- Your goal -
Check each line of the listing, and copy it if it contains the word "ipsi".

- Record excerpts -
---

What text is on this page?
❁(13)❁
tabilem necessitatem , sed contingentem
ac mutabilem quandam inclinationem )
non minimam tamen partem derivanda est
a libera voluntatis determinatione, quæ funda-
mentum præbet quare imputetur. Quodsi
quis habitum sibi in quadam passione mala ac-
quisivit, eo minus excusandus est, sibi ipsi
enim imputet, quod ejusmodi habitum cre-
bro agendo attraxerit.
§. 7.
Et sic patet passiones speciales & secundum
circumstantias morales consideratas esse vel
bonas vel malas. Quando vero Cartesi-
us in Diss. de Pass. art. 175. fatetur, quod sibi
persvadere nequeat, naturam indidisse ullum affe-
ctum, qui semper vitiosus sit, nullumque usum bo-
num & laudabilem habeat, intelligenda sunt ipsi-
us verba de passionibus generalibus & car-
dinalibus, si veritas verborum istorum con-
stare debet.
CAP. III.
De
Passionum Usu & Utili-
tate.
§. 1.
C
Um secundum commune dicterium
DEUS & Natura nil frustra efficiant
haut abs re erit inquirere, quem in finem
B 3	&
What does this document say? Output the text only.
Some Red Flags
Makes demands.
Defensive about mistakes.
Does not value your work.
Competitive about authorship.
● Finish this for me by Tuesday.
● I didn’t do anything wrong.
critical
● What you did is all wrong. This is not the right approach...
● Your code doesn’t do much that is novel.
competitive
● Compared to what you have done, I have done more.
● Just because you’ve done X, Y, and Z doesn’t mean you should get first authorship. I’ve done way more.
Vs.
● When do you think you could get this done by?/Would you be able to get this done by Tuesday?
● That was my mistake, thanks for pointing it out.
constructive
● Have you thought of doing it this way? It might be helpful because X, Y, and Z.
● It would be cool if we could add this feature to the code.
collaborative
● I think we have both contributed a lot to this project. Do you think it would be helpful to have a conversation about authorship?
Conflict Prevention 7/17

---

- Written answer -
quisivit, eo minus excusandus est, sibi ipsi
num & laudabilem habeat, intelligenda sunt ipsi-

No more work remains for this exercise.